_TASK TO COMPLETE_
Work out how many lines in the entries below include the word "that". Give nothing but the number.

_DATASET ROWS_
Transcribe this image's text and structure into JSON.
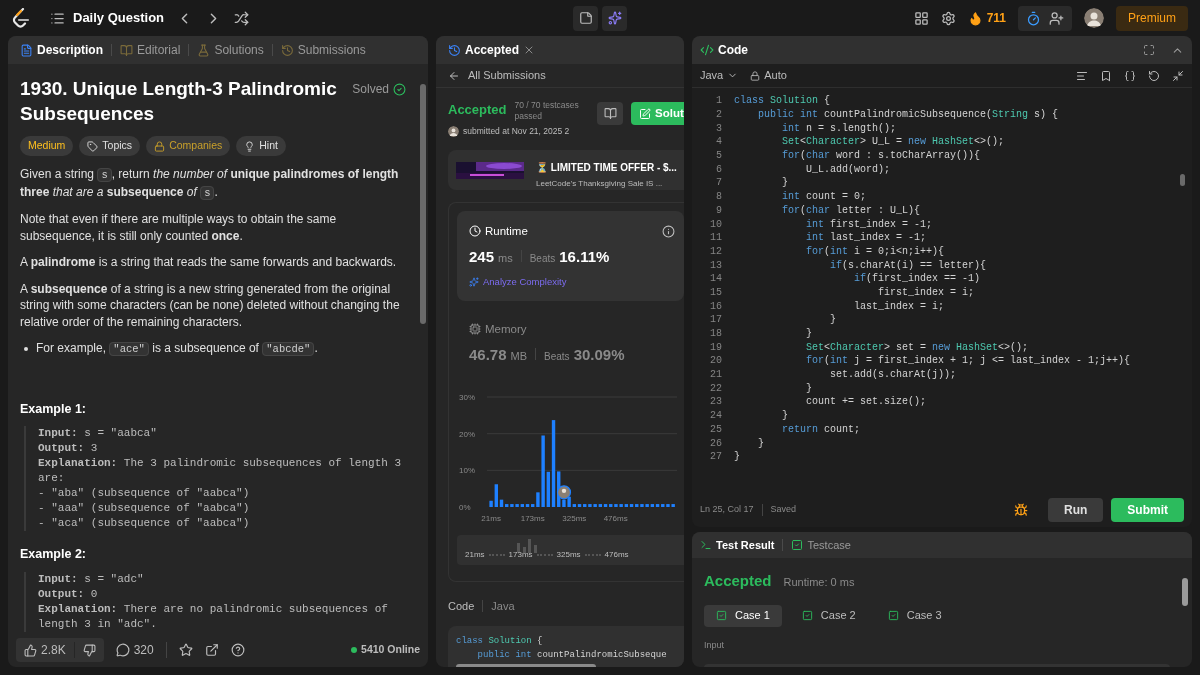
{
  "top_bar": {
    "title": "Daily Question",
    "streak": "711",
    "premium": "Premium"
  },
  "description_panel": {
    "tabs": [
      {
        "label": "Description",
        "selected": true
      },
      {
        "label": "Editorial",
        "selected": false
      },
      {
        "label": "Solutions",
        "selected": false
      },
      {
        "label": "Submissions",
        "selected": false
      }
    ],
    "title": "1930. Unique Length-3 Palindromic Subsequences",
    "status": "Solved",
    "tags": [
      {
        "label": "Medium",
        "kind": "difficulty"
      },
      {
        "label": "Topics",
        "kind": "topics"
      },
      {
        "label": "Companies",
        "kind": "companies"
      },
      {
        "label": "Hint",
        "kind": "hint"
      }
    ],
    "paragraphs": [
      {
        "kind": "text",
        "segments": [
          {
            "kind": "text",
            "text": "Given a string "
          },
          {
            "kind": "code",
            "text": "s"
          },
          {
            "kind": "text",
            "text": ", return *the number of* **unique palindromes of length three** *that are a* **subsequence** *of* "
          },
          {
            "kind": "code",
            "text": "s"
          },
          {
            "kind": "text",
            "text": "."
          }
        ]
      },
      {
        "kind": "text",
        "segments": [
          {
            "kind": "text",
            "text": "Note that even if there are multiple ways to obtain the same subsequence, it is still only counted **once**."
          }
        ]
      },
      {
        "kind": "text",
        "segments": [
          {
            "kind": "text",
            "text": "A **palindrome** is a string that reads the same forwards and backwards."
          }
        ]
      },
      {
        "kind": "text",
        "segments": [
          {
            "kind": "text",
            "text": "A **subsequence** of a string is a new string generated from the original string with some characters (can be none) deleted without changing the relative order of the remaining characters."
          }
        ]
      },
      {
        "kind": "bullet",
        "segments": [
          {
            "kind": "text",
            "text": "For example, "
          },
          {
            "kind": "code",
            "text": "\"ace\""
          },
          {
            "kind": "text",
            "text": " is a subsequence of "
          },
          {
            "kind": "code",
            "text": "\"abcde\""
          },
          {
            "kind": "text",
            "text": "."
          }
        ]
      }
    ],
    "examples": [
      {
        "heading": "Example 1:",
        "lines": [
          "**Input:** s = \"aabca\"",
          "**Output:** 3",
          "**Explanation:** The 3 palindromic subsequences of length 3 are:",
          "- \"aba\" (subsequence of \"aabca\")",
          "- \"aaa\" (subsequence of \"aabca\")",
          "- \"aca\" (subsequence of \"aabca\")"
        ]
      },
      {
        "heading": "Example 2:",
        "lines": [
          "**Input:** s = \"adc\"",
          "**Output:** 0",
          "**Explanation:** There are no palindromic subsequences of length 3 in \"adc\"."
        ]
      }
    ],
    "footer": {
      "likes": "2.8K",
      "comments": "320",
      "online": "5410 Online"
    }
  },
  "submission_panel": {
    "tab": "Accepted",
    "back": "All Submissions",
    "status": "Accepted",
    "testcases": "70 / 70 testcases passed",
    "submitted": "submitted at Nov 21, 2025 2",
    "solution_button": "Solut",
    "ad": {
      "title": "⏳ LIMITED TIME OFFER - $...",
      "subtitle": "LeetCode's Thanksgiving Sale IS ..."
    },
    "metrics": [
      {
        "kind": "runtime",
        "label": "Runtime",
        "value": "245",
        "unit": "ms",
        "beats_label": "Beats",
        "beats": "16.11%",
        "action": "Analyze Complexity",
        "selected": true
      },
      {
        "kind": "memory",
        "label": "Memory",
        "value": "46.78",
        "unit": "MB",
        "beats_label": "Beats",
        "beats": "30.09%",
        "selected": false
      }
    ],
    "chart_data": {
      "type": "bar",
      "x": [
        21,
        40,
        59,
        78,
        97,
        116,
        135,
        154,
        173,
        192,
        211,
        230,
        249,
        268,
        287,
        306,
        325,
        344,
        363,
        382,
        401,
        420,
        439,
        458,
        477,
        496,
        515,
        534,
        553,
        572,
        591,
        610,
        629,
        648,
        667,
        686
      ],
      "values": [
        1.7,
        6.2,
        2,
        0.8,
        0.8,
        0.8,
        0.8,
        0.8,
        0.8,
        4,
        19.5,
        9.6,
        23.7,
        9.7,
        2,
        2.8,
        0.8,
        0.8,
        0.8,
        0.8,
        0.8,
        0.8,
        0.8,
        0.8,
        0.8,
        0.8,
        0.8,
        0.8,
        0.8,
        0.8,
        0.8,
        0.8,
        0.8,
        0.8,
        0.8,
        0.8
      ],
      "xlim": [
        6,
        700
      ],
      "ylim": [
        0,
        30
      ],
      "yticks": [
        {
          "value": 0,
          "label": "0%"
        },
        {
          "value": 10,
          "label": "10%"
        },
        {
          "value": 20,
          "label": "20%"
        },
        {
          "value": 30,
          "label": "30%"
        }
      ],
      "xticks": [
        {
          "value": 21,
          "label": "21ms"
        },
        {
          "value": 173,
          "label": "173ms"
        },
        {
          "value": 325,
          "label": "325ms"
        },
        {
          "value": 476,
          "label": "476ms"
        }
      ]
    },
    "minimap_labels": [
      "21ms",
      "173ms",
      "325ms",
      "476ms"
    ],
    "code_label": "Code",
    "language": "Java",
    "code_lines": [
      [
        {
          "kind": "kw",
          "text": "class "
        },
        {
          "kind": "ty",
          "text": "Solution"
        },
        {
          "kind": "p",
          "text": " {"
        }
      ],
      [
        {
          "kind": "kw",
          "text": "    public int "
        },
        {
          "kind": "p",
          "text": "countPalindromicSubseque"
        }
      ]
    ]
  },
  "editor": {
    "title": "Code",
    "language": "Java",
    "mode": "Auto",
    "lines": [
      {
        "n": "1",
        "seg": [
          {
            "kind": "kw",
            "text": "class "
          },
          {
            "kind": "ty",
            "text": "Solution"
          },
          {
            "kind": "p",
            "text": " {"
          }
        ]
      },
      {
        "n": "2",
        "seg": [
          {
            "kind": "kw",
            "text": "    public int "
          },
          {
            "kind": "p",
            "text": "countPalindromicSubsequence("
          },
          {
            "kind": "ty",
            "text": "String"
          },
          {
            "kind": "p",
            "text": " s) {"
          }
        ]
      },
      {
        "n": "3",
        "seg": [
          {
            "kind": "kw",
            "text": "        int "
          },
          {
            "kind": "p",
            "text": "n = s.length();"
          }
        ]
      },
      {
        "n": "4",
        "seg": [
          {
            "kind": "ty",
            "text": "        Set"
          },
          {
            "kind": "p",
            "text": "<"
          },
          {
            "kind": "ty",
            "text": "Character"
          },
          {
            "kind": "p",
            "text": "> U_L = "
          },
          {
            "kind": "kw",
            "text": "new "
          },
          {
            "kind": "ty",
            "text": "HashSet"
          },
          {
            "kind": "p",
            "text": "<>();"
          }
        ]
      },
      {
        "n": "5",
        "seg": [
          {
            "kind": "kw",
            "text": "        for"
          },
          {
            "kind": "p",
            "text": "("
          },
          {
            "kind": "kw",
            "text": "char "
          },
          {
            "kind": "p",
            "text": "word : s.toCharArray()){"
          }
        ]
      },
      {
        "n": "6",
        "seg": [
          {
            "kind": "p",
            "text": "            U_L.add(word);"
          }
        ]
      },
      {
        "n": "7",
        "seg": [
          {
            "kind": "p",
            "text": "        }"
          }
        ]
      },
      {
        "n": "8",
        "seg": [
          {
            "kind": "kw",
            "text": "        int "
          },
          {
            "kind": "p",
            "text": "count = 0;"
          }
        ]
      },
      {
        "n": "9",
        "seg": [
          {
            "kind": "kw",
            "text": "        for"
          },
          {
            "kind": "p",
            "text": "("
          },
          {
            "kind": "kw",
            "text": "char "
          },
          {
            "kind": "p",
            "text": "letter : U_L){"
          }
        ]
      },
      {
        "n": "10",
        "seg": [
          {
            "kind": "kw",
            "text": "            int "
          },
          {
            "kind": "p",
            "text": "first_index = -1;"
          }
        ]
      },
      {
        "n": "11",
        "seg": [
          {
            "kind": "kw",
            "text": "            int "
          },
          {
            "kind": "p",
            "text": "last_index = -1;"
          }
        ]
      },
      {
        "n": "12",
        "seg": [
          {
            "kind": "kw",
            "text": "            for"
          },
          {
            "kind": "p",
            "text": "("
          },
          {
            "kind": "kw",
            "text": "int "
          },
          {
            "kind": "p",
            "text": "i = 0;i<n;i++){"
          }
        ]
      },
      {
        "n": "13",
        "seg": [
          {
            "kind": "kw",
            "text": "                if"
          },
          {
            "kind": "p",
            "text": "(s.charAt(i) == letter){"
          }
        ]
      },
      {
        "n": "14",
        "seg": [
          {
            "kind": "kw",
            "text": "                    if"
          },
          {
            "kind": "p",
            "text": "(first_index == -1)"
          }
        ]
      },
      {
        "n": "15",
        "seg": [
          {
            "kind": "p",
            "text": "                        first_index = i;"
          }
        ]
      },
      {
        "n": "16",
        "seg": [
          {
            "kind": "p",
            "text": "                    last_index = i;"
          }
        ]
      },
      {
        "n": "17",
        "seg": [
          {
            "kind": "p",
            "text": "                }"
          }
        ]
      },
      {
        "n": "18",
        "seg": [
          {
            "kind": "p",
            "text": "            }"
          }
        ]
      },
      {
        "n": "19",
        "seg": [
          {
            "kind": "ty",
            "text": "            Set"
          },
          {
            "kind": "p",
            "text": "<"
          },
          {
            "kind": "ty",
            "text": "Character"
          },
          {
            "kind": "p",
            "text": "> set = "
          },
          {
            "kind": "kw",
            "text": "new "
          },
          {
            "kind": "ty",
            "text": "HashSet"
          },
          {
            "kind": "p",
            "text": "<>();"
          }
        ]
      },
      {
        "n": "20",
        "seg": [
          {
            "kind": "kw",
            "text": "            for"
          },
          {
            "kind": "p",
            "text": "("
          },
          {
            "kind": "kw",
            "text": "int "
          },
          {
            "kind": "p",
            "text": "j = first_index + 1; j <= last_index - 1;j++){"
          }
        ]
      },
      {
        "n": "21",
        "seg": [
          {
            "kind": "p",
            "text": "                set.add(s.charAt(j));"
          }
        ]
      },
      {
        "n": "22",
        "seg": [
          {
            "kind": "p",
            "text": "            }"
          }
        ]
      },
      {
        "n": "23",
        "seg": [
          {
            "kind": "p",
            "text": "            count += set.size();"
          }
        ]
      },
      {
        "n": "24",
        "seg": [
          {
            "kind": "p",
            "text": "        }"
          }
        ]
      },
      {
        "n": "25",
        "seg": [
          {
            "kind": "kw",
            "text": "        return "
          },
          {
            "kind": "p",
            "text": "count;"
          }
        ]
      },
      {
        "n": "26",
        "seg": [
          {
            "kind": "p",
            "text": "    }"
          }
        ]
      },
      {
        "n": "27",
        "seg": [
          {
            "kind": "p",
            "text": "}"
          }
        ]
      }
    ],
    "status": "Ln 25, Col 17",
    "saved": "Saved",
    "run": "Run",
    "submit": "Submit"
  },
  "test_panel": {
    "tabs": [
      {
        "label": "Test Result",
        "selected": true
      },
      {
        "label": "Testcase",
        "selected": false
      }
    ],
    "result": "Accepted",
    "runtime": "Runtime: 0 ms",
    "cases": [
      {
        "label": "Case 1",
        "selected": true,
        "passed": true
      },
      {
        "label": "Case 2",
        "selected": false,
        "passed": true
      },
      {
        "label": "Case 3",
        "selected": false,
        "passed": true
      }
    ],
    "input_label": "Input"
  }
}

_EXERCISE RESULT_
3